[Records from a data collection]

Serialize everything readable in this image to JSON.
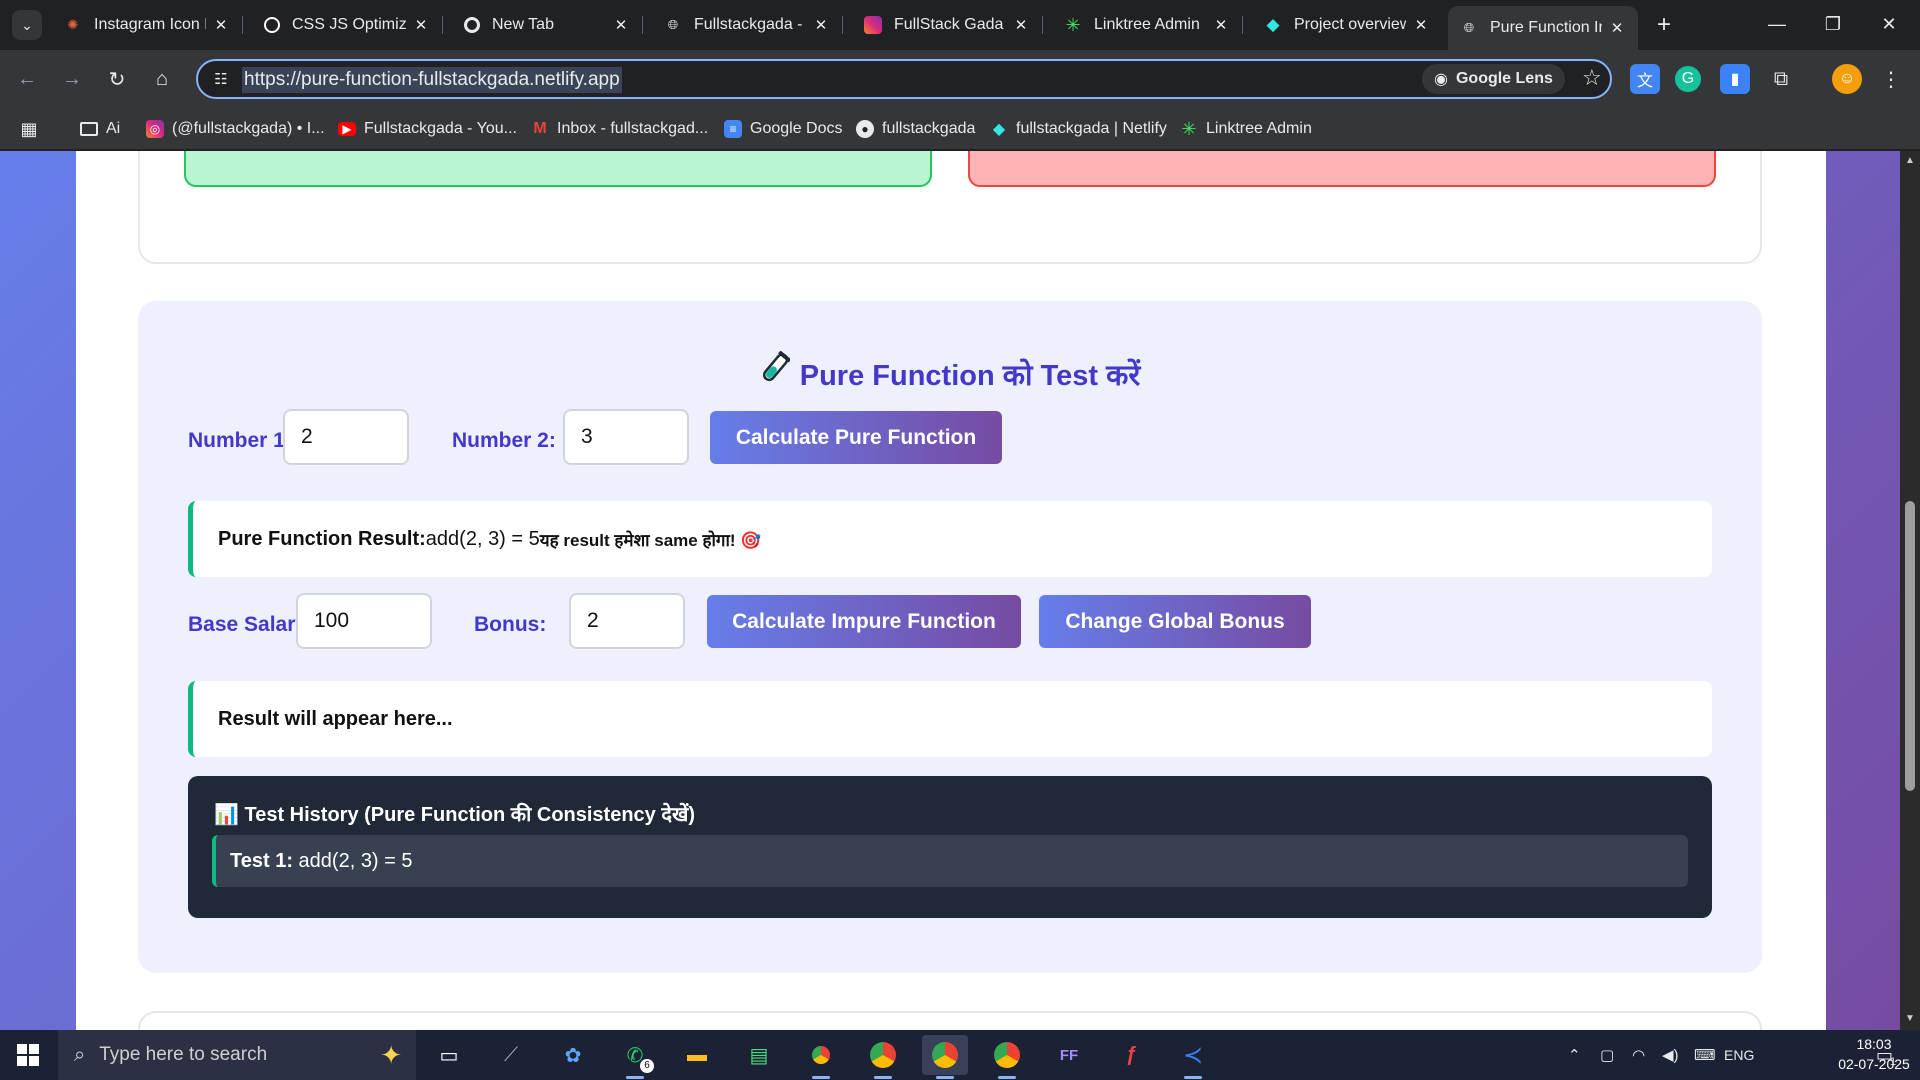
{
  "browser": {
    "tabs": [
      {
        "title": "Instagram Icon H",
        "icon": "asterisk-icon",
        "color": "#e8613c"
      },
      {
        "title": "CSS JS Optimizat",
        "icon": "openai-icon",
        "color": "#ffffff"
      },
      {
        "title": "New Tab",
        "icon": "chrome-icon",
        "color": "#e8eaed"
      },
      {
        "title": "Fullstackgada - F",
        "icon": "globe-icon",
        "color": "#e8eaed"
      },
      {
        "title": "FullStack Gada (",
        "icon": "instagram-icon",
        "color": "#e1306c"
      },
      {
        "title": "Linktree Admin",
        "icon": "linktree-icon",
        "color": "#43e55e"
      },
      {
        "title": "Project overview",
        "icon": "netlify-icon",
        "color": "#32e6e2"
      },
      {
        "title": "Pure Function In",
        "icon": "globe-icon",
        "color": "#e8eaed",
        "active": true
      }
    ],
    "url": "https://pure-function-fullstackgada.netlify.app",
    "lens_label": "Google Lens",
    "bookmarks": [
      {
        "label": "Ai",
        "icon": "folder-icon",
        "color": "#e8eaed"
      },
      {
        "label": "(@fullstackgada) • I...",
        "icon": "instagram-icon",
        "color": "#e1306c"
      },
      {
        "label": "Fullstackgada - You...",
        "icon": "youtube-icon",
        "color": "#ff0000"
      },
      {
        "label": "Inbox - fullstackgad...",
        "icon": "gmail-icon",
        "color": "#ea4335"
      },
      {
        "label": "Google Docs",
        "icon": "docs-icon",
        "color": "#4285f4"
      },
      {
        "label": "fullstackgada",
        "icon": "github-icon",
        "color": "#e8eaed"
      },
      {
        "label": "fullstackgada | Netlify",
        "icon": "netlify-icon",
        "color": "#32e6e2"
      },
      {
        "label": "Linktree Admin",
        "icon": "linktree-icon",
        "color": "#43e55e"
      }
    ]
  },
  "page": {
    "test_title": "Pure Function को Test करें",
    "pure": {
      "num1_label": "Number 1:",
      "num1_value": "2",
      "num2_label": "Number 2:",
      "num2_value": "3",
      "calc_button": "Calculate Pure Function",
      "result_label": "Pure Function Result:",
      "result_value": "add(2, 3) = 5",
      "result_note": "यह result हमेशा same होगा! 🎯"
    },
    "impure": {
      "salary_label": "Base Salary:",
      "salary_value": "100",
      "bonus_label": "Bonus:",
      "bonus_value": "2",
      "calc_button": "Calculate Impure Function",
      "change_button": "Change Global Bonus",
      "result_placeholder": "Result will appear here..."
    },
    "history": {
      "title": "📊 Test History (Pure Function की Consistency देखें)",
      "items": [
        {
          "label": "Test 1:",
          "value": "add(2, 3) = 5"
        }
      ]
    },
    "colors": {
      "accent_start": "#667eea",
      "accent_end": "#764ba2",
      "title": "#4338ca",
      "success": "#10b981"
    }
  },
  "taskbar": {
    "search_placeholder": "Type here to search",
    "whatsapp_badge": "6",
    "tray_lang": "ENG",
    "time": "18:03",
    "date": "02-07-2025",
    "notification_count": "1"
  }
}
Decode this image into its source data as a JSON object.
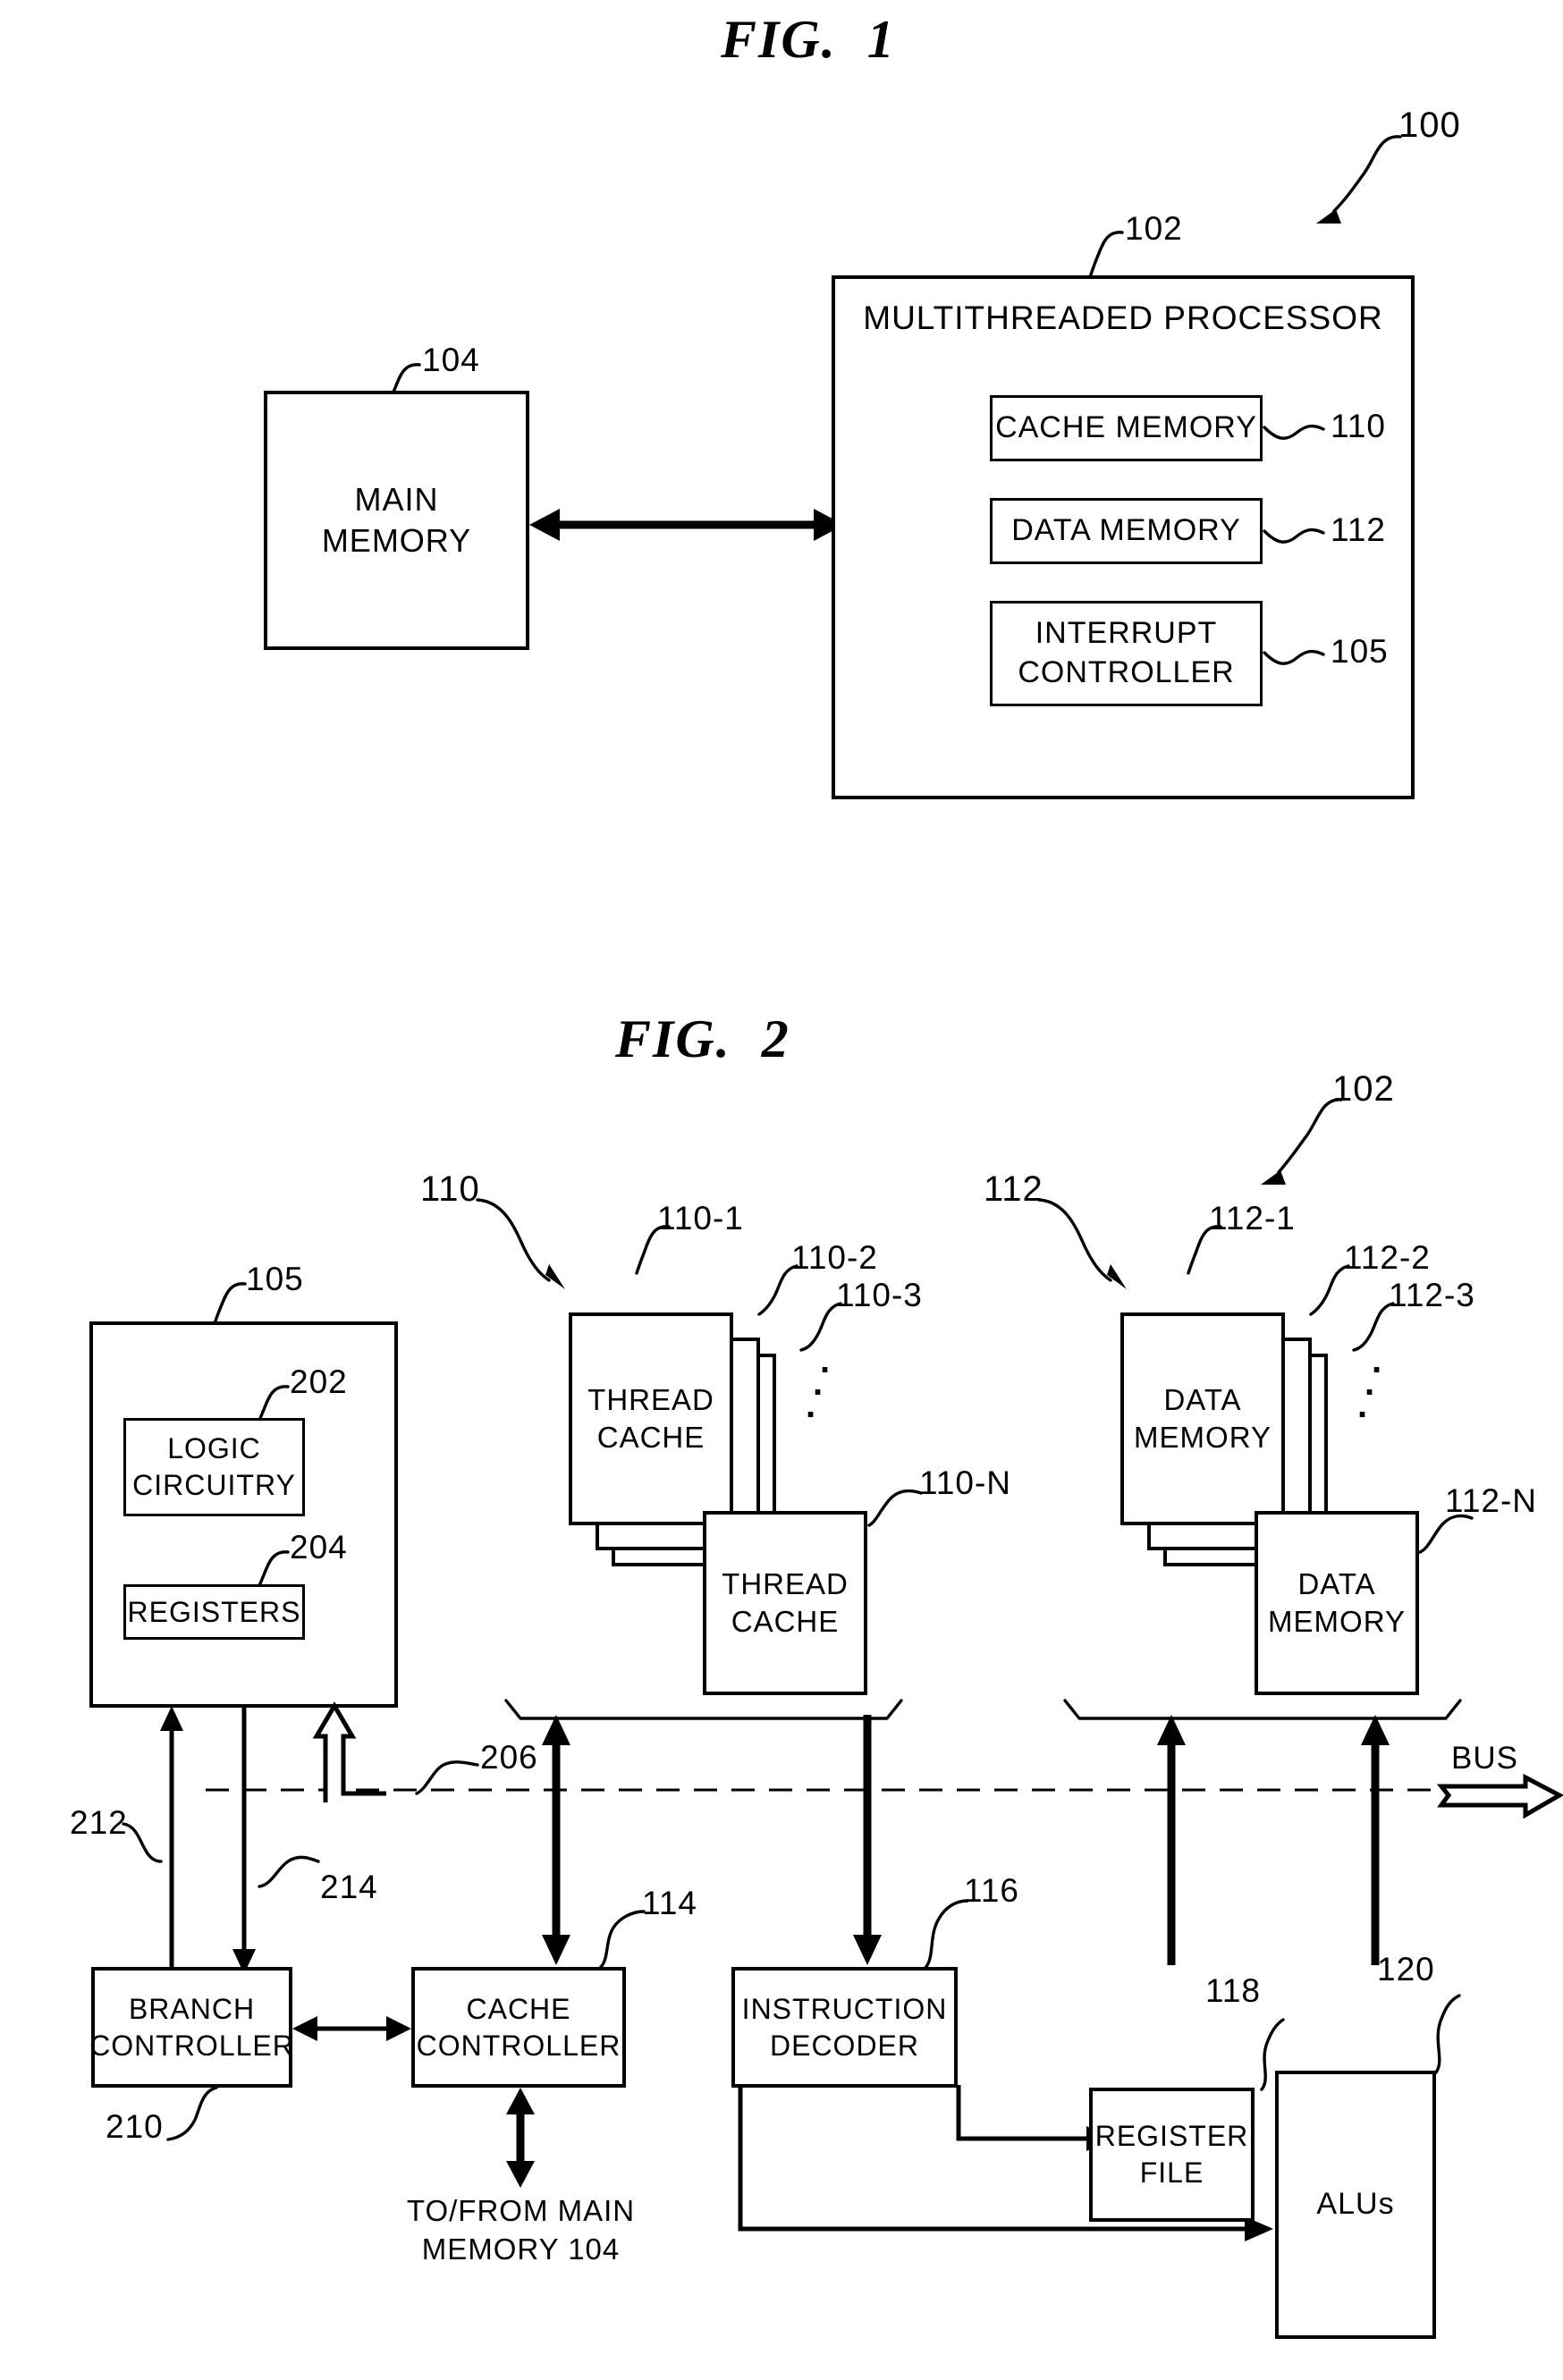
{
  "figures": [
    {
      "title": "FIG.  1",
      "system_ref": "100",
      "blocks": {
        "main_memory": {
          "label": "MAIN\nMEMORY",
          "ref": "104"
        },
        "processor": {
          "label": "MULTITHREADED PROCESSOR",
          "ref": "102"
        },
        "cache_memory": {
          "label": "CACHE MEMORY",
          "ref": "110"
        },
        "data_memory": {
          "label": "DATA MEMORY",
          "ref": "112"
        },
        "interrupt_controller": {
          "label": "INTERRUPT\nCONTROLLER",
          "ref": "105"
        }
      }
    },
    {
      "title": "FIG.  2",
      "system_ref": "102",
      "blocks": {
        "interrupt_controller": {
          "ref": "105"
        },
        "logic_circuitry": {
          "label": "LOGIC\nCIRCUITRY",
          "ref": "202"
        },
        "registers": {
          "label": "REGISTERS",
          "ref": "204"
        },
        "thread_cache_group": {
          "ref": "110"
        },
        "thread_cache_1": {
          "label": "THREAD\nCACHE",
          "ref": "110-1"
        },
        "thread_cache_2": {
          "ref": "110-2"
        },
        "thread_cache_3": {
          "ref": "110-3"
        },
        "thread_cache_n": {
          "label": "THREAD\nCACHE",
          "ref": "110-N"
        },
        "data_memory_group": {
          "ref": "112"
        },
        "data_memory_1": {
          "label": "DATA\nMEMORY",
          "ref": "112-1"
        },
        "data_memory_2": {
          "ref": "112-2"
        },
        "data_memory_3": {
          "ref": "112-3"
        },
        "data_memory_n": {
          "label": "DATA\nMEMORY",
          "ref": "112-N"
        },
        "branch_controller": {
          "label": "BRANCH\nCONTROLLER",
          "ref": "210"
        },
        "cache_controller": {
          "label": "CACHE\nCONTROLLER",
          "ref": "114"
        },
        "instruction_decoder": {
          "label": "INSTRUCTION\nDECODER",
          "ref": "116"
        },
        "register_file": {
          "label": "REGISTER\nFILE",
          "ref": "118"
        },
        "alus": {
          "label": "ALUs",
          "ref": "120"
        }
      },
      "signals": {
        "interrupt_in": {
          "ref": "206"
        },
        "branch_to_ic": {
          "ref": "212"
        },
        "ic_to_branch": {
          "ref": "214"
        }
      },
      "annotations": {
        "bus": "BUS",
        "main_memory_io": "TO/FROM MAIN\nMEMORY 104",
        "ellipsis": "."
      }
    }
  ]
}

Aim of the exercise →
Retype the records exactly. Any image in them should not appear in what you write.

Result of this task →
Serialize everything readable in this image to JSON.
{
  "browser": {
    "tabs": [
      {
        "title": "Instagram Icon H",
        "icon": "asterisk-icon",
        "color": "#e8613c"
      },
      {
        "title": "CSS JS Optimizat",
        "icon": "openai-icon",
        "color": "#ffffff"
      },
      {
        "title": "New Tab",
        "icon": "chrome-icon",
        "color": "#e8eaed"
      },
      {
        "title": "Fullstackgada - F",
        "icon": "globe-icon",
        "color": "#e8eaed"
      },
      {
        "title": "FullStack Gada (",
        "icon": "instagram-icon",
        "color": "#e1306c"
      },
      {
        "title": "Linktree Admin",
        "icon": "linktree-icon",
        "color": "#43e55e"
      },
      {
        "title": "Project overview",
        "icon": "netlify-icon",
        "color": "#32e6e2"
      },
      {
        "title": "Pure Function In",
        "icon": "globe-icon",
        "color": "#e8eaed",
        "active": true
      }
    ],
    "url": "https://pure-function-fullstackgada.netlify.app",
    "lens_label": "Google Lens",
    "bookmarks": [
      {
        "label": "Ai",
        "icon": "folder-icon",
        "color": "#e8eaed"
      },
      {
        "label": "(@fullstackgada) • I...",
        "icon": "instagram-icon",
        "color": "#e1306c"
      },
      {
        "label": "Fullstackgada - You...",
        "icon": "youtube-icon",
        "color": "#ff0000"
      },
      {
        "label": "Inbox - fullstackgad...",
        "icon": "gmail-icon",
        "color": "#ea4335"
      },
      {
        "label": "Google Docs",
        "icon": "docs-icon",
        "color": "#4285f4"
      },
      {
        "label": "fullstackgada",
        "icon": "github-icon",
        "color": "#e8eaed"
      },
      {
        "label": "fullstackgada | Netlify",
        "icon": "netlify-icon",
        "color": "#32e6e2"
      },
      {
        "label": "Linktree Admin",
        "icon": "linktree-icon",
        "color": "#43e55e"
      }
    ]
  },
  "page": {
    "test_title": "Pure Function को Test करें",
    "pure": {
      "num1_label": "Number 1:",
      "num1_value": "2",
      "num2_label": "Number 2:",
      "num2_value": "3",
      "calc_button": "Calculate Pure Function",
      "result_label": "Pure Function Result:",
      "result_value": "add(2, 3) = 5",
      "result_note": "यह result हमेशा same होगा! 🎯"
    },
    "impure": {
      "salary_label": "Base Salary:",
      "salary_value": "100",
      "bonus_label": "Bonus:",
      "bonus_value": "2",
      "calc_button": "Calculate Impure Function",
      "change_button": "Change Global Bonus",
      "result_placeholder": "Result will appear here..."
    },
    "history": {
      "title": "📊 Test History (Pure Function की Consistency देखें)",
      "items": [
        {
          "label": "Test 1:",
          "value": "add(2, 3) = 5"
        }
      ]
    },
    "colors": {
      "accent_start": "#667eea",
      "accent_end": "#764ba2",
      "title": "#4338ca",
      "success": "#10b981"
    }
  },
  "taskbar": {
    "search_placeholder": "Type here to search",
    "whatsapp_badge": "6",
    "tray_lang": "ENG",
    "time": "18:03",
    "date": "02-07-2025",
    "notification_count": "1"
  }
}
Decode this image into its source data as a JSON object.
{
  "figures": [
    {
      "title": "FIG.  1",
      "system_ref": "100",
      "blocks": {
        "main_memory": {
          "label": "MAIN\nMEMORY",
          "ref": "104"
        },
        "processor": {
          "label": "MULTITHREADED PROCESSOR",
          "ref": "102"
        },
        "cache_memory": {
          "label": "CACHE MEMORY",
          "ref": "110"
        },
        "data_memory": {
          "label": "DATA MEMORY",
          "ref": "112"
        },
        "interrupt_controller": {
          "label": "INTERRUPT\nCONTROLLER",
          "ref": "105"
        }
      }
    },
    {
      "title": "FIG.  2",
      "system_ref": "102",
      "blocks": {
        "interrupt_controller": {
          "ref": "105"
        },
        "logic_circuitry": {
          "label": "LOGIC\nCIRCUITRY",
          "ref": "202"
        },
        "registers": {
          "label": "REGISTERS",
          "ref": "204"
        },
        "thread_cache_group": {
          "ref": "110"
        },
        "thread_cache_1": {
          "label": "THREAD\nCACHE",
          "ref": "110-1"
        },
        "thread_cache_2": {
          "ref": "110-2"
        },
        "thread_cache_3": {
          "ref": "110-3"
        },
        "thread_cache_n": {
          "label": "THREAD\nCACHE",
          "ref": "110-N"
        },
        "data_memory_group": {
          "ref": "112"
        },
        "data_memory_1": {
          "label": "DATA\nMEMORY",
          "ref": "112-1"
        },
        "data_memory_2": {
          "ref": "112-2"
        },
        "data_memory_3": {
          "ref": "112-3"
        },
        "data_memory_n": {
          "label": "DATA\nMEMORY",
          "ref": "112-N"
        },
        "branch_controller": {
          "label": "BRANCH\nCONTROLLER",
          "ref": "210"
        },
        "cache_controller": {
          "label": "CACHE\nCONTROLLER",
          "ref": "114"
        },
        "instruction_decoder": {
          "label": "INSTRUCTION\nDECODER",
          "ref": "116"
        },
        "register_file": {
          "label": "REGISTER\nFILE",
          "ref": "118"
        },
        "alus": {
          "label": "ALUs",
          "ref": "120"
        }
      },
      "signals": {
        "interrupt_in": {
          "ref": "206"
        },
        "branch_to_ic": {
          "ref": "212"
        },
        "ic_to_branch": {
          "ref": "214"
        }
      },
      "annotations": {
        "bus": "BUS",
        "main_memory_io": "TO/FROM MAIN\nMEMORY 104",
        "ellipsis": "."
      }
    }
  ]
}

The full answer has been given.